(TASK DETAILS)
Type out the complete listing below word for word, without its pictures.

(PROVIDED MATERIAL)

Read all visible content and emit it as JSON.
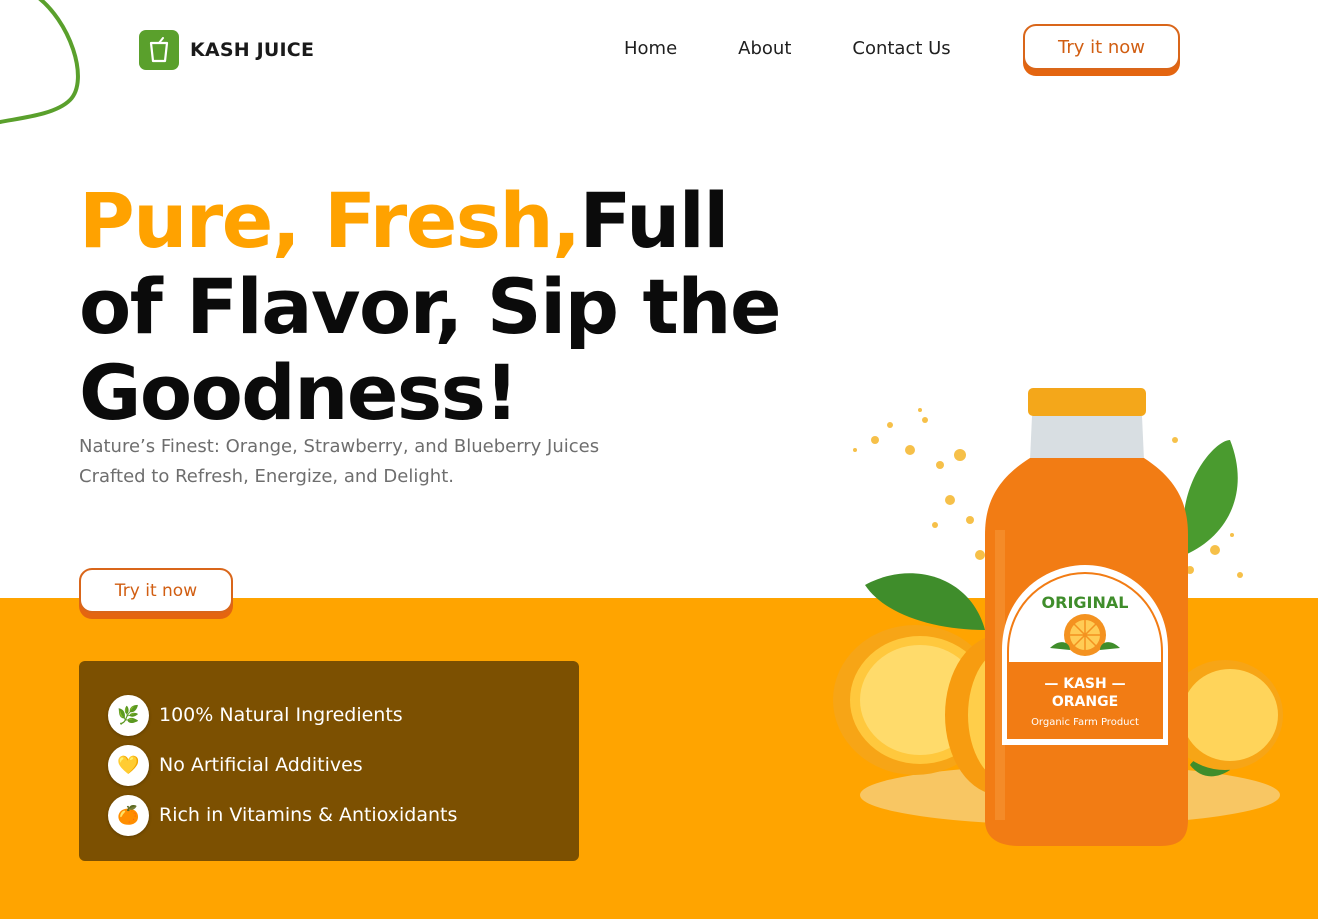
{
  "brand": {
    "name": "KASH JUICE",
    "logo_icon": "juice-cup-icon",
    "logo_color": "#5aa02c"
  },
  "nav": {
    "items": [
      "Home",
      "About",
      "Contact Us"
    ]
  },
  "header": {
    "cta_label": "Try it now"
  },
  "hero": {
    "headline_orange": "Pure, Fresh,",
    "headline_rest_line1": "Full",
    "headline_line2": "of Flavor, Sip the",
    "headline_line3": "Goodness!",
    "subtitle_line1": "Nature’s Finest: Orange, Strawberry, and Blueberry Juices",
    "subtitle_line2": "Crafted to Refresh, Energize, and Delight.",
    "cta_label": "Try it now"
  },
  "features": [
    {
      "icon": "herb-icon",
      "glyph": "🌿",
      "label": "100% Natural Ingredients"
    },
    {
      "icon": "heart-icon",
      "glyph": "💛",
      "label": "No Artificial Additives"
    },
    {
      "icon": "orange-icon",
      "glyph": "🍊",
      "label": "Rich in Vitamins & Antioxidants"
    }
  ],
  "product": {
    "label_top": "ORIGINAL",
    "label_brand": "— KASH —",
    "label_flavor": "ORANGE",
    "label_tag": "Organic Farm Product"
  },
  "colors": {
    "accent_orange": "#ffa400",
    "headline_orange": "#ffa200",
    "button_border": "#d9661a",
    "feature_panel": "#7c5001",
    "deco_green": "#5aa02c"
  }
}
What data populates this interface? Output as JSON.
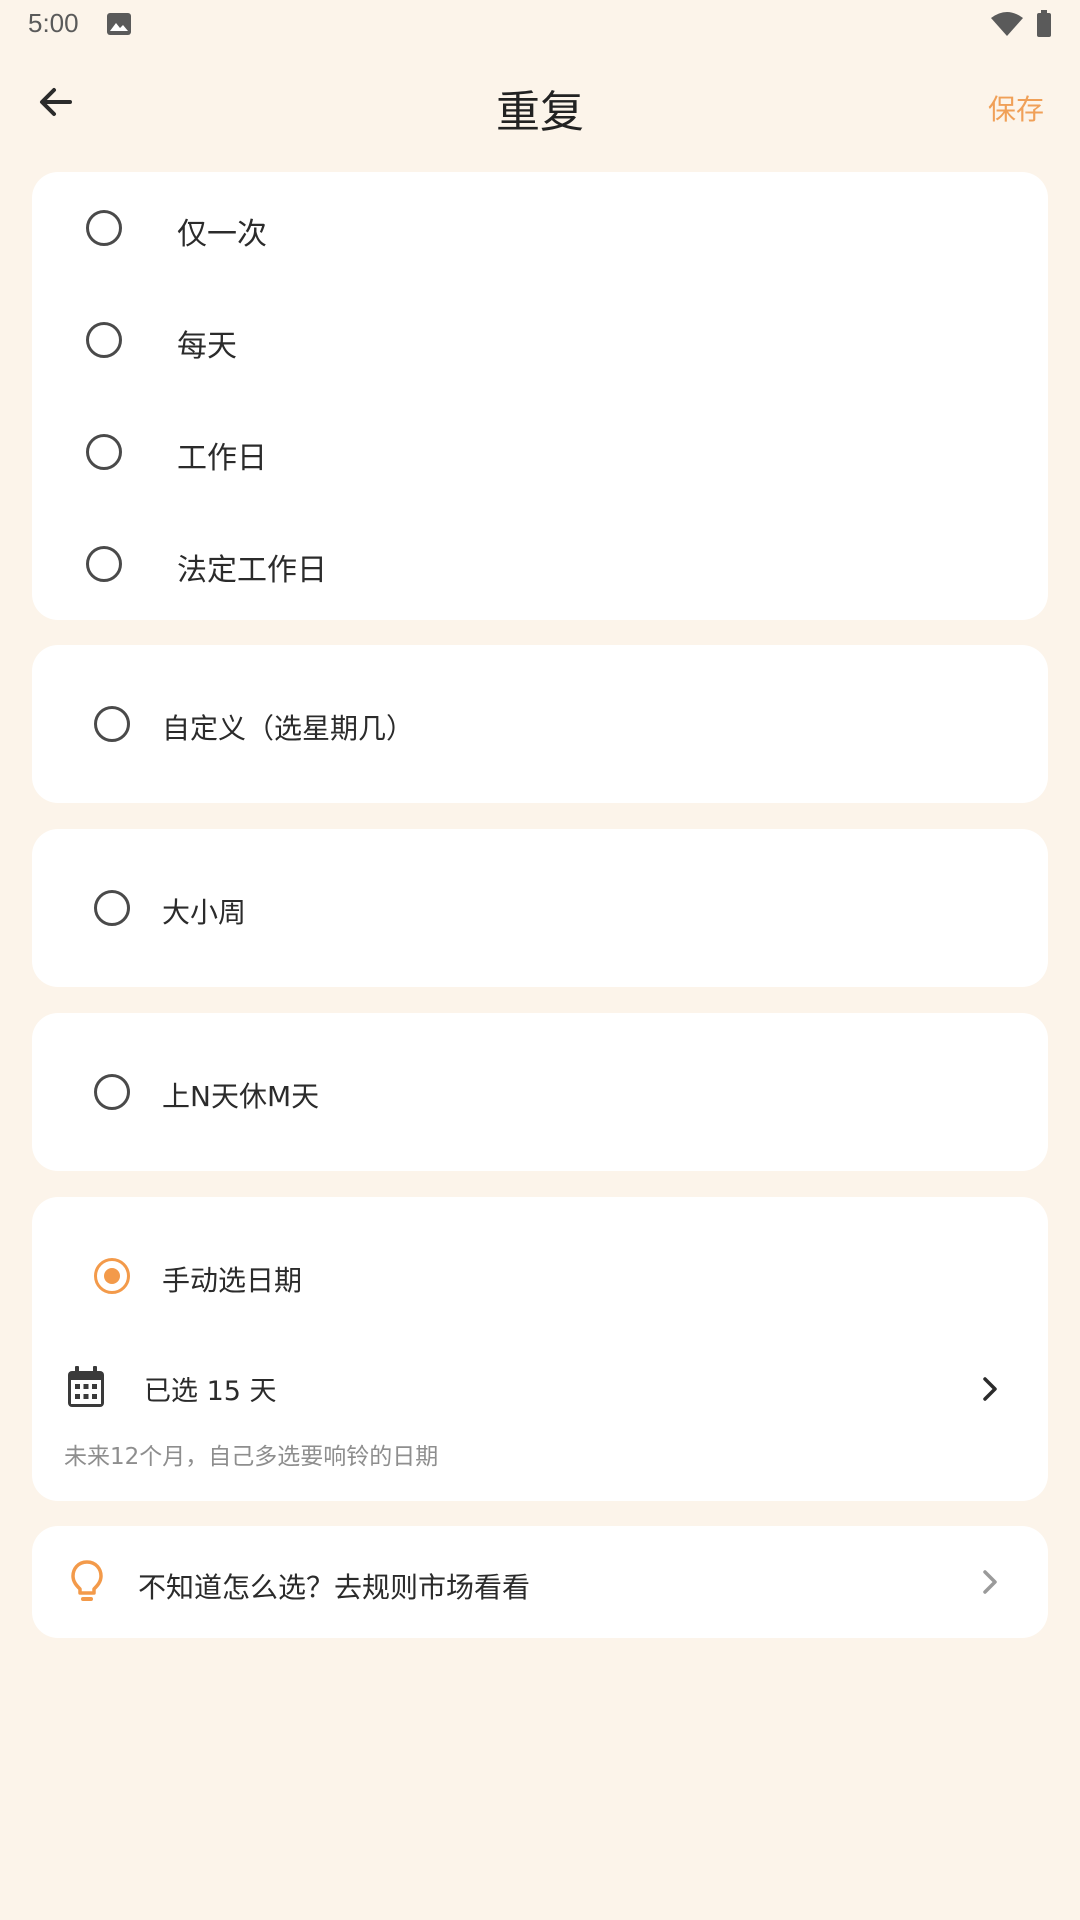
{
  "status_bar": {
    "time": "5:00",
    "icons": [
      "image-icon",
      "wifi-icon",
      "battery-icon"
    ]
  },
  "header": {
    "title": "重复",
    "save_label": "保存",
    "back_icon": "arrow-left-icon"
  },
  "basic_options": [
    {
      "label": "仅一次",
      "selected": false
    },
    {
      "label": "每天",
      "selected": false
    },
    {
      "label": "工作日",
      "selected": false
    },
    {
      "label": "法定工作日",
      "selected": false
    }
  ],
  "custom_option": {
    "label": "自定义（选星期几）",
    "selected": false
  },
  "alternate_weeks_option": {
    "label": "大小周",
    "selected": false
  },
  "shift_option": {
    "label": "上N天休M天",
    "selected": false
  },
  "manual_option": {
    "label": "手动选日期",
    "selected": true,
    "selected_days_label": "已选 15 天",
    "hint": "未来12个月，自己多选要响铃的日期",
    "calendar_icon": "calendar-icon"
  },
  "rule_market": {
    "label": "不知道怎么选？去规则市场看看",
    "icon": "lightbulb-icon"
  },
  "colors": {
    "background": "#FCF4EA",
    "card": "#FFFFFF",
    "accent": "#F39A4A",
    "save_text": "#F0A058",
    "hint_text": "#8E8E8E"
  }
}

(RESPONSE BELOW)
Read all visible content and emit it as JSON.
{
  "brand": {
    "name": "KASH JUICE",
    "logo_icon": "juice-cup-icon",
    "logo_color": "#5aa02c"
  },
  "nav": {
    "items": [
      "Home",
      "About",
      "Contact Us"
    ]
  },
  "header": {
    "cta_label": "Try it now"
  },
  "hero": {
    "headline_orange": "Pure, Fresh,",
    "headline_rest_line1": "Full",
    "headline_line2": "of Flavor, Sip the",
    "headline_line3": "Goodness!",
    "subtitle_line1": "Nature’s Finest: Orange, Strawberry, and Blueberry Juices",
    "subtitle_line2": "Crafted to Refresh, Energize, and Delight.",
    "cta_label": "Try it now"
  },
  "features": [
    {
      "icon": "herb-icon",
      "glyph": "🌿",
      "label": "100% Natural Ingredients"
    },
    {
      "icon": "heart-icon",
      "glyph": "💛",
      "label": "No Artificial Additives"
    },
    {
      "icon": "orange-icon",
      "glyph": "🍊",
      "label": "Rich in Vitamins & Antioxidants"
    }
  ],
  "product": {
    "label_top": "ORIGINAL",
    "label_brand": "— KASH —",
    "label_flavor": "ORANGE",
    "label_tag": "Organic Farm Product"
  },
  "colors": {
    "accent_orange": "#ffa400",
    "headline_orange": "#ffa200",
    "button_border": "#d9661a",
    "feature_panel": "#7c5001",
    "deco_green": "#5aa02c"
  }
}
What data populates this interface? Output as JSON.
{
  "status_bar": {
    "time": "5:00",
    "icons": [
      "image-icon",
      "wifi-icon",
      "battery-icon"
    ]
  },
  "header": {
    "title": "重复",
    "save_label": "保存",
    "back_icon": "arrow-left-icon"
  },
  "basic_options": [
    {
      "label": "仅一次",
      "selected": false
    },
    {
      "label": "每天",
      "selected": false
    },
    {
      "label": "工作日",
      "selected": false
    },
    {
      "label": "法定工作日",
      "selected": false
    }
  ],
  "custom_option": {
    "label": "自定义（选星期几）",
    "selected": false
  },
  "alternate_weeks_option": {
    "label": "大小周",
    "selected": false
  },
  "shift_option": {
    "label": "上N天休M天",
    "selected": false
  },
  "manual_option": {
    "label": "手动选日期",
    "selected": true,
    "selected_days_label": "已选 15 天",
    "hint": "未来12个月，自己多选要响铃的日期",
    "calendar_icon": "calendar-icon"
  },
  "rule_market": {
    "label": "不知道怎么选？去规则市场看看",
    "icon": "lightbulb-icon"
  },
  "colors": {
    "background": "#FCF4EA",
    "card": "#FFFFFF",
    "accent": "#F39A4A",
    "save_text": "#F0A058",
    "hint_text": "#8E8E8E"
  }
}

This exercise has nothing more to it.